Task data:
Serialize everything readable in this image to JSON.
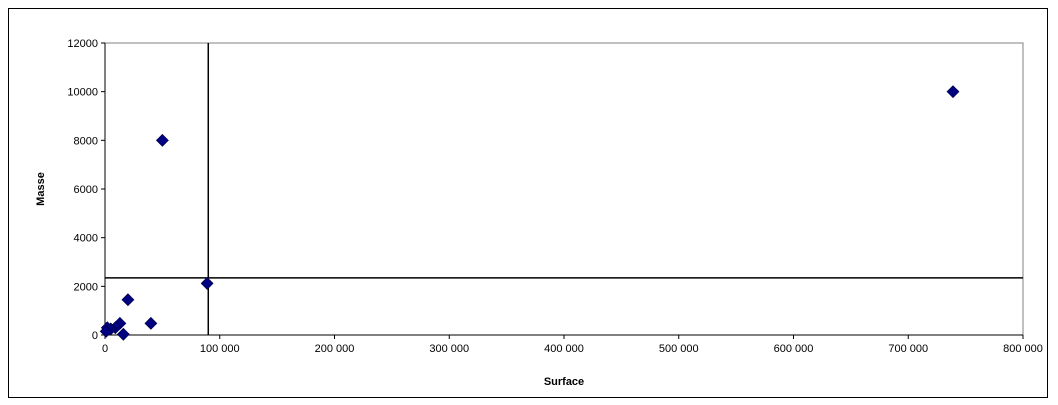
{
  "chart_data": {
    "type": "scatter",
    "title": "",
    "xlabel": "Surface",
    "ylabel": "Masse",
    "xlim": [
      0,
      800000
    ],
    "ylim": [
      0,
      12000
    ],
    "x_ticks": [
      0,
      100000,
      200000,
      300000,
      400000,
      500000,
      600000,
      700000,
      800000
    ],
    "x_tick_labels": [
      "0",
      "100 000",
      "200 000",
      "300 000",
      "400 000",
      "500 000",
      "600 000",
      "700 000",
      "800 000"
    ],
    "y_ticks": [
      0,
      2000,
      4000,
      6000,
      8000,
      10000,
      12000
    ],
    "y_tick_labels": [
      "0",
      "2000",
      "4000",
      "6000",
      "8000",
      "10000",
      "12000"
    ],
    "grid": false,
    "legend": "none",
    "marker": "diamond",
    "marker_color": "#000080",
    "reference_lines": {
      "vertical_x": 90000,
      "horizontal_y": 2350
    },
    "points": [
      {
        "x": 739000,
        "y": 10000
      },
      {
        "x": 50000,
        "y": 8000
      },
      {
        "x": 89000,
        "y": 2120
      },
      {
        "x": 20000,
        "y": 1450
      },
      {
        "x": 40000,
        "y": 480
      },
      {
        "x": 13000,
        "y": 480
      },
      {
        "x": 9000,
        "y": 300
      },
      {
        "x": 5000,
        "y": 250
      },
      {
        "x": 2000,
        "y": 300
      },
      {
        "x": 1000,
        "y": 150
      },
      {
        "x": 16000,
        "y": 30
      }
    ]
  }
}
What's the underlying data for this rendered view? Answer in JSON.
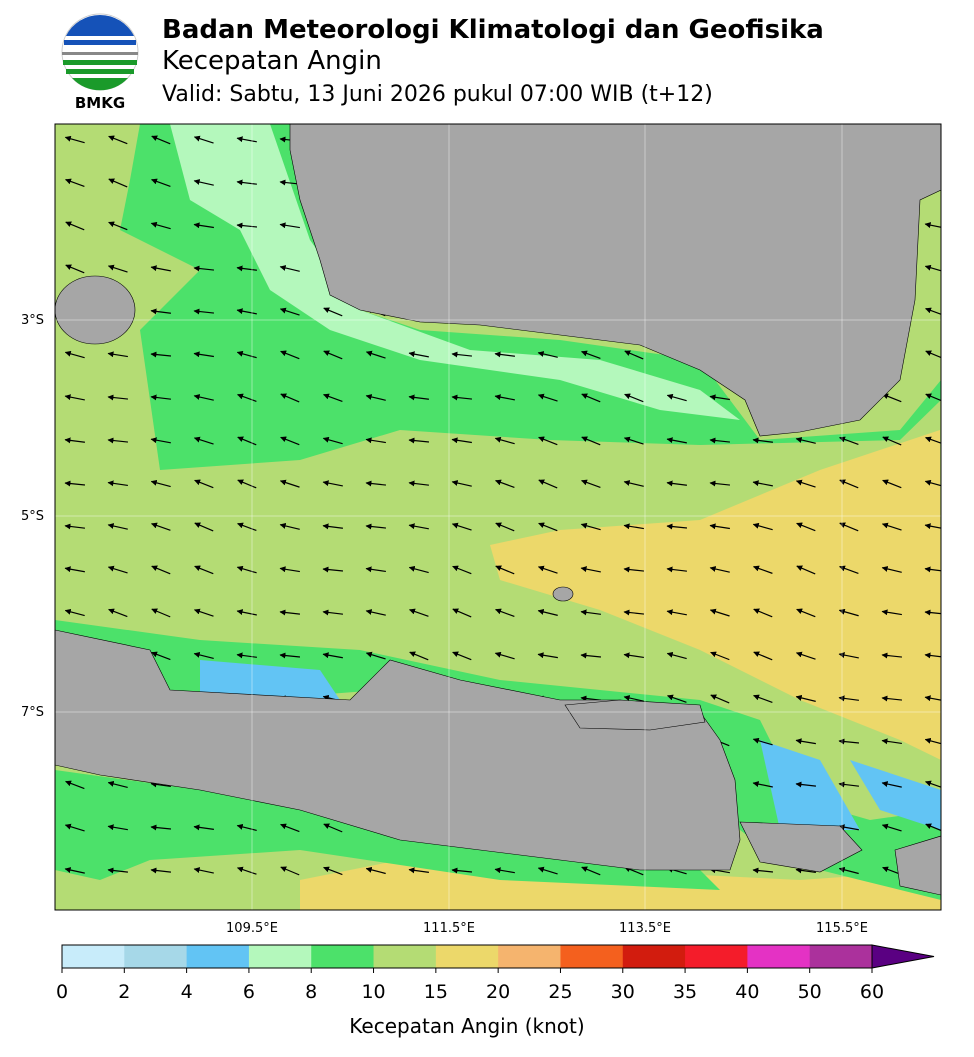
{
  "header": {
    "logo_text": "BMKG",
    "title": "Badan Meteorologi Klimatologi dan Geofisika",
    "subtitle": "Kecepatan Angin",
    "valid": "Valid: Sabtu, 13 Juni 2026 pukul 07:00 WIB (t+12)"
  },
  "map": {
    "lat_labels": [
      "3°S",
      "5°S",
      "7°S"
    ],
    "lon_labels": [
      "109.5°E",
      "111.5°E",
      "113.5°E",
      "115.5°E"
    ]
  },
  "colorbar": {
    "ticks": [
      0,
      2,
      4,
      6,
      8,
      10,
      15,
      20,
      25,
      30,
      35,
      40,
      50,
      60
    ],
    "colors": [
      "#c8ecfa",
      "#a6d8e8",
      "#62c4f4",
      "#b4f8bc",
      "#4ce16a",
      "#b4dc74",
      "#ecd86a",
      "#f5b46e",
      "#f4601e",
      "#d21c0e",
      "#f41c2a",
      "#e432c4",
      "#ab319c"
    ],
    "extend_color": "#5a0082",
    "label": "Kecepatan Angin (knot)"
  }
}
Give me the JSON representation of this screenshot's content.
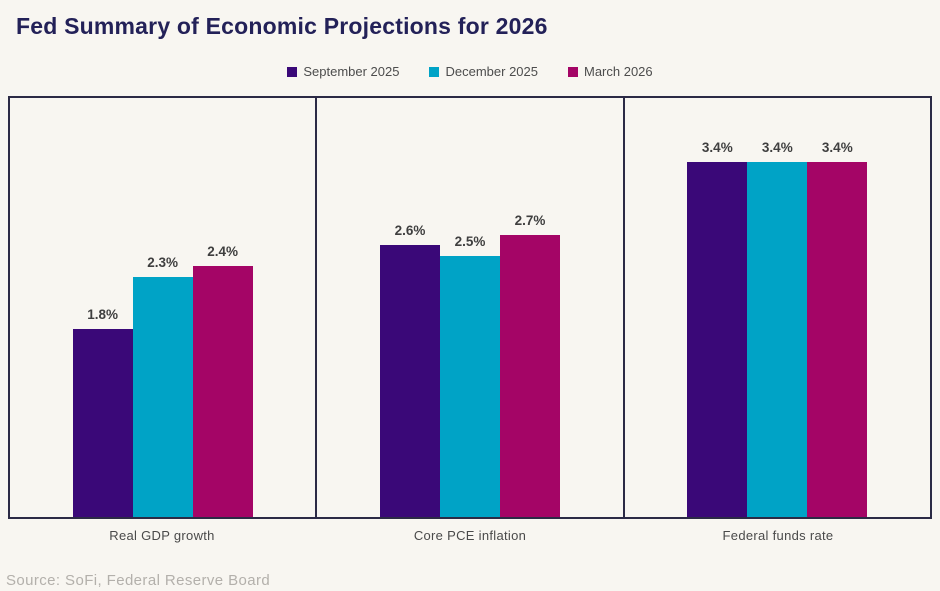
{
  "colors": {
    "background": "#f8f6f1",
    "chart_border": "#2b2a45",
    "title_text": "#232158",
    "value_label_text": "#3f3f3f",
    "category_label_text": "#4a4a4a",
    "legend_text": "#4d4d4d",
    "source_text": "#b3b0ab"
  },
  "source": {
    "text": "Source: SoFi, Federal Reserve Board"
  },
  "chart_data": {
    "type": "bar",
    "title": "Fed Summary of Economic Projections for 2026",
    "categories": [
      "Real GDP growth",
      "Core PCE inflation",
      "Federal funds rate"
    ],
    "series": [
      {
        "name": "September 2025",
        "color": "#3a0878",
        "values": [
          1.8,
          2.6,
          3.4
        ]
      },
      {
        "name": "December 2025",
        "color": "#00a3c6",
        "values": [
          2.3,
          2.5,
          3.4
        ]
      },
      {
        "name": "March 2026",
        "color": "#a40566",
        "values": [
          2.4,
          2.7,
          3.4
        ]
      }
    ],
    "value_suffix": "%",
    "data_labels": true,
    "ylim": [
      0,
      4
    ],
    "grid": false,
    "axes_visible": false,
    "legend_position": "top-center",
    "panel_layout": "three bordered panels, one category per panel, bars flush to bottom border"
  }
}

---

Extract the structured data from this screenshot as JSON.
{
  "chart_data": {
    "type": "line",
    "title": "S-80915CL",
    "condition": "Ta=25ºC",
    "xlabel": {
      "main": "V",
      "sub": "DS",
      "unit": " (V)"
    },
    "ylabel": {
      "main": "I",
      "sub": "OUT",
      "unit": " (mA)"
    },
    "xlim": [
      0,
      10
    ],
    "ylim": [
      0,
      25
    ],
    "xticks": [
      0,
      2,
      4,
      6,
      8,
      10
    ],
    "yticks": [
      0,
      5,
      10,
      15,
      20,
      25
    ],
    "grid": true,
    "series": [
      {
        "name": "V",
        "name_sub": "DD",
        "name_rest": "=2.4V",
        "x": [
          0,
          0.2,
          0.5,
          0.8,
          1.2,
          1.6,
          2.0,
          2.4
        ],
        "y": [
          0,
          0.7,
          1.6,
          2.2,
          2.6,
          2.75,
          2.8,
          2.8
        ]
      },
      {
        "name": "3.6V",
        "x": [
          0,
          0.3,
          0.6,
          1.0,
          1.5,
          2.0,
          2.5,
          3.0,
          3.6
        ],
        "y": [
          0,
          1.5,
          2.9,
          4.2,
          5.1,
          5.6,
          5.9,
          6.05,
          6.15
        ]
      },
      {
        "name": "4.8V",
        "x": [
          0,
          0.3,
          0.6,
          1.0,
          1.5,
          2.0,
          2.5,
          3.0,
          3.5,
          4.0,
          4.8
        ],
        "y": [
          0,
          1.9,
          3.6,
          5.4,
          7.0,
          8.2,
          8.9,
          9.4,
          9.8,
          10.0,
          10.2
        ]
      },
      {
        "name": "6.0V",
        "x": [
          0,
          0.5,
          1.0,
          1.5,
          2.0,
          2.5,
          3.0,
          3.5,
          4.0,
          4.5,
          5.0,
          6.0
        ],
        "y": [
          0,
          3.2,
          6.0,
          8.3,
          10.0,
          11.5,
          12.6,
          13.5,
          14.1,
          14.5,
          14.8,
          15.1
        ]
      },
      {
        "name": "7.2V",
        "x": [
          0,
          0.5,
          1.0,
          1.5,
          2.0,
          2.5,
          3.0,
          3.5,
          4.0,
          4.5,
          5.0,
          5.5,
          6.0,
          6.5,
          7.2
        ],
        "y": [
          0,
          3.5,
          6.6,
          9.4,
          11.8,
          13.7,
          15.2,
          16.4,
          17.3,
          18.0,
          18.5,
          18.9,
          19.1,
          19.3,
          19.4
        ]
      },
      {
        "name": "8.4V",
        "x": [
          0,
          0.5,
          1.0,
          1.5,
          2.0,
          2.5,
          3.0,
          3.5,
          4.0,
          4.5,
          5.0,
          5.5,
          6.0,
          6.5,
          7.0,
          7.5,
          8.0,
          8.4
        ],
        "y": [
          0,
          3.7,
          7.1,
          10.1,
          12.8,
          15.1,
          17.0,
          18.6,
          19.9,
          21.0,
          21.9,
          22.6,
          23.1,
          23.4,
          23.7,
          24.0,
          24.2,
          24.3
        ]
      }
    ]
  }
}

Directions:
Consider the entries above and return each line with the string "Angin".

Written response:
    "subtitle": "Kecepatan Angin",
    "label": "Kecepatan Angin (knot)"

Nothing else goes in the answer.